> [EXERCISE DATA]
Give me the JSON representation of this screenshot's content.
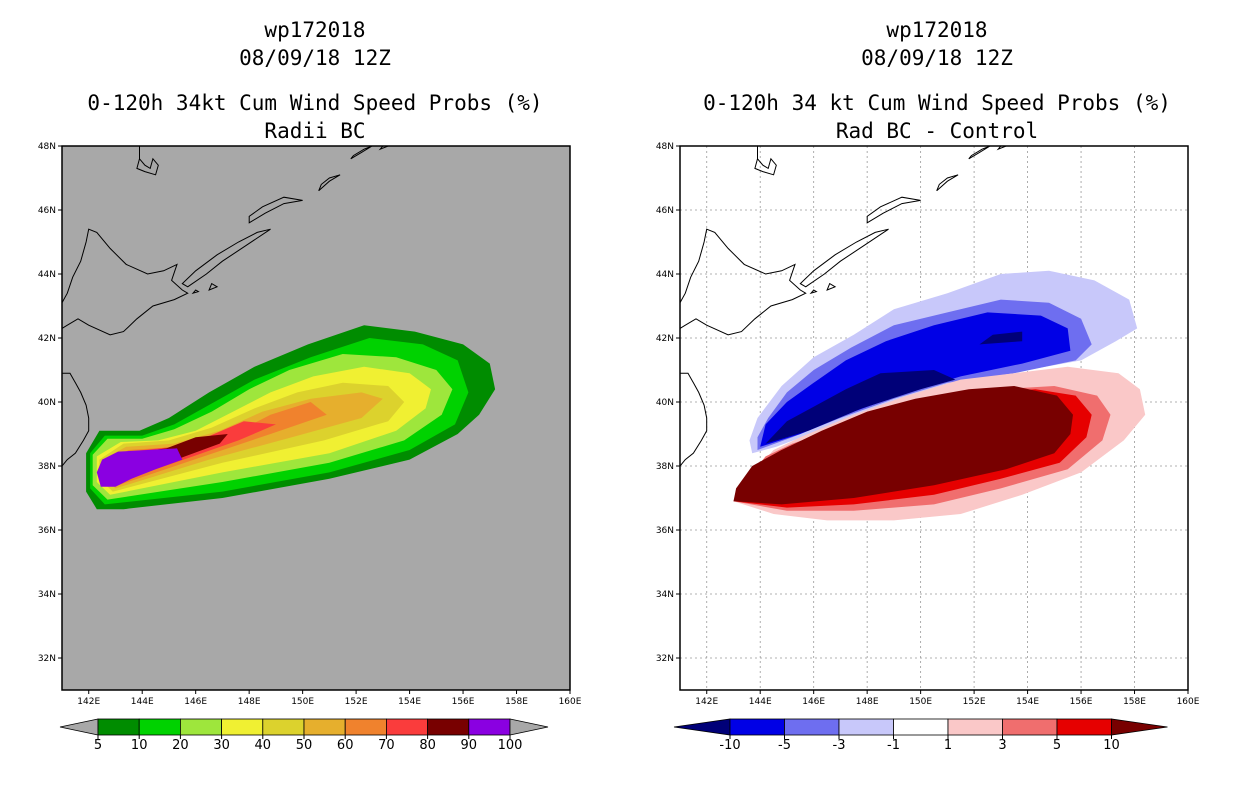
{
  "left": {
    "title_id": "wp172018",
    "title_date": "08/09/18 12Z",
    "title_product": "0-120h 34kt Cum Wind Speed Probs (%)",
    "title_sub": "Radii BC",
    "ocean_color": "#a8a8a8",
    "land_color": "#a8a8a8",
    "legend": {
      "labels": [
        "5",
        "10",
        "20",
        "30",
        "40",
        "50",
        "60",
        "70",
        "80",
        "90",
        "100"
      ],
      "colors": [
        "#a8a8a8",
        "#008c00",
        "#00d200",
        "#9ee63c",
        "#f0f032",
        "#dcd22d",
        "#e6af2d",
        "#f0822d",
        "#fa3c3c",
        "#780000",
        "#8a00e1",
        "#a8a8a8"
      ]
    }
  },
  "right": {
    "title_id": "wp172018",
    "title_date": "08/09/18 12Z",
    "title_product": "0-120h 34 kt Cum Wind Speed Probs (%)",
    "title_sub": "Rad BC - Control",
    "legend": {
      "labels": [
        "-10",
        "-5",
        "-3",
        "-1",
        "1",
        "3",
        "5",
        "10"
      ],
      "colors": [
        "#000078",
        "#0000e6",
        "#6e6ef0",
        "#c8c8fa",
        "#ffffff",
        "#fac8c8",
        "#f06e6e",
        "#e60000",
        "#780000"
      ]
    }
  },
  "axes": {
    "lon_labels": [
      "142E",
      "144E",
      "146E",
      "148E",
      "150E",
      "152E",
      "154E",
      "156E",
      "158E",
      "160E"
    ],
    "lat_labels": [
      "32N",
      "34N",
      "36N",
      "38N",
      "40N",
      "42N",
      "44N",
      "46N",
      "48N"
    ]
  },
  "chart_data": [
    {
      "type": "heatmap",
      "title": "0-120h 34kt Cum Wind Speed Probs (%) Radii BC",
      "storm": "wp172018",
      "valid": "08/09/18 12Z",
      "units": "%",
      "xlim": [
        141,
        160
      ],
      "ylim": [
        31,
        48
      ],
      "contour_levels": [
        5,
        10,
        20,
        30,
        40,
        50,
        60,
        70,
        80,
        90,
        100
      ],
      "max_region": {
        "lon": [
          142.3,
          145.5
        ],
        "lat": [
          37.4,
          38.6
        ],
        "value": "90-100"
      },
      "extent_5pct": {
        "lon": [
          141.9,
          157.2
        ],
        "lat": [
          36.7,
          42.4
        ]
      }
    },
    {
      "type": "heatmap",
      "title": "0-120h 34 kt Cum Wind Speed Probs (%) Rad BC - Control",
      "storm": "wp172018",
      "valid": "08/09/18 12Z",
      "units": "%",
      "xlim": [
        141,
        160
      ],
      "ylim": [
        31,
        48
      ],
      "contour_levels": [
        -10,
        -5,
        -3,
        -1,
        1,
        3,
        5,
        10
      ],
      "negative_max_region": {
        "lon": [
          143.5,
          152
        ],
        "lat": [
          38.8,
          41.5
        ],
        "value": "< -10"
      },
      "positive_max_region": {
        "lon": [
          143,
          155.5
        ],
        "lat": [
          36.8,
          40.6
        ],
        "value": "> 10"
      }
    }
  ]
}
---
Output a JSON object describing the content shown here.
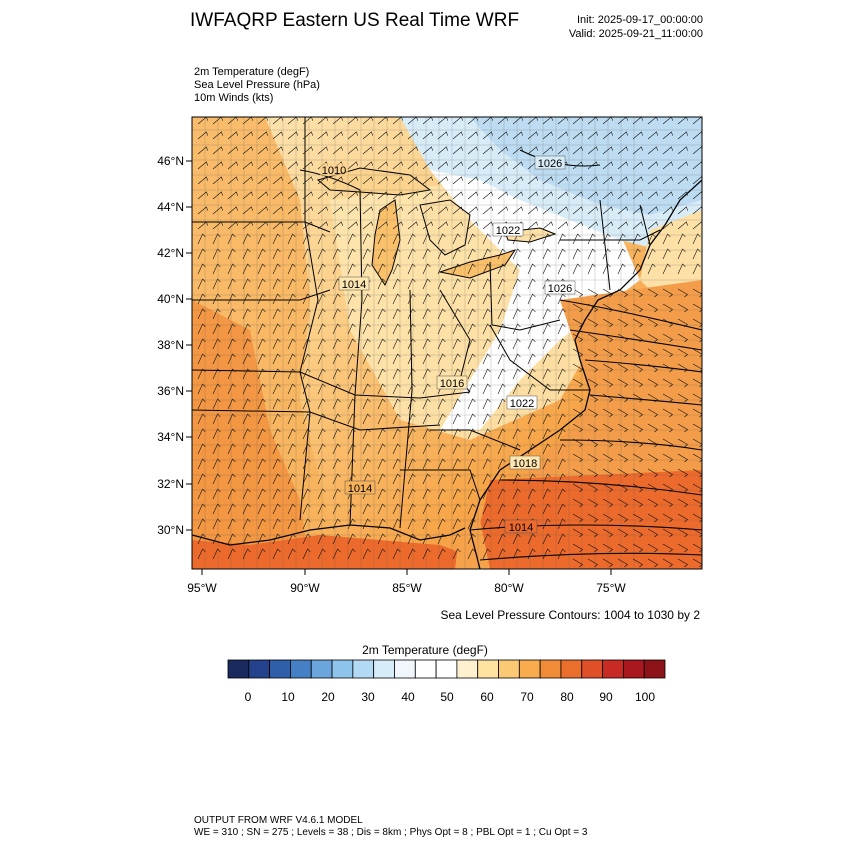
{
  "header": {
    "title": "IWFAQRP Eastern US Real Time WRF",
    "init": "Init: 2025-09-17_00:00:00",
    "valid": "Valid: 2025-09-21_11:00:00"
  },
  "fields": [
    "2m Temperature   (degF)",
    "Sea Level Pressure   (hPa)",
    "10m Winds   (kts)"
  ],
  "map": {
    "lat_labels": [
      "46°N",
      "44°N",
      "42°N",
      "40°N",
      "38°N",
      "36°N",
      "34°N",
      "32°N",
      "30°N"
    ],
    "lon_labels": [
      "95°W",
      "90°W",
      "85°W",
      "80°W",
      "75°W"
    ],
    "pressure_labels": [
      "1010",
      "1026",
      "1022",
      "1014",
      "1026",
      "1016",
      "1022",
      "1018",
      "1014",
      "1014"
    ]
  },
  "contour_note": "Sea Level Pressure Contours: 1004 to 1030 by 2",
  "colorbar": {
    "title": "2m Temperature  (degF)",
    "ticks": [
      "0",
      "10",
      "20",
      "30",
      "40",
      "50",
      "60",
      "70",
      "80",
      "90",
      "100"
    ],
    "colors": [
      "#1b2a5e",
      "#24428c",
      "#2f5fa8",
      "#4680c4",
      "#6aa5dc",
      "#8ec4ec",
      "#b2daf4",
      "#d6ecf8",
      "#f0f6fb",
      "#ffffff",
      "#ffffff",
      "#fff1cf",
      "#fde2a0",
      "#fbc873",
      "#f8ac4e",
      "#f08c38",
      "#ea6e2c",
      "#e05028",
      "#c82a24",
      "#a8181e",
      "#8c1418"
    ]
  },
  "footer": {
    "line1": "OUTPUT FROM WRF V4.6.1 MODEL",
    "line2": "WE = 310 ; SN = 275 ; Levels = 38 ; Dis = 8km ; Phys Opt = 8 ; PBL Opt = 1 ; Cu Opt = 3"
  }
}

> [WHAT THE TASK REQUIRES] Isolate the lines that hold the word "Temperature" and copy all of them.

> [SOLUTION FOR THIS TASK]
    "2m Temperature   (degF)",
    "title": "2m Temperature  (degF)",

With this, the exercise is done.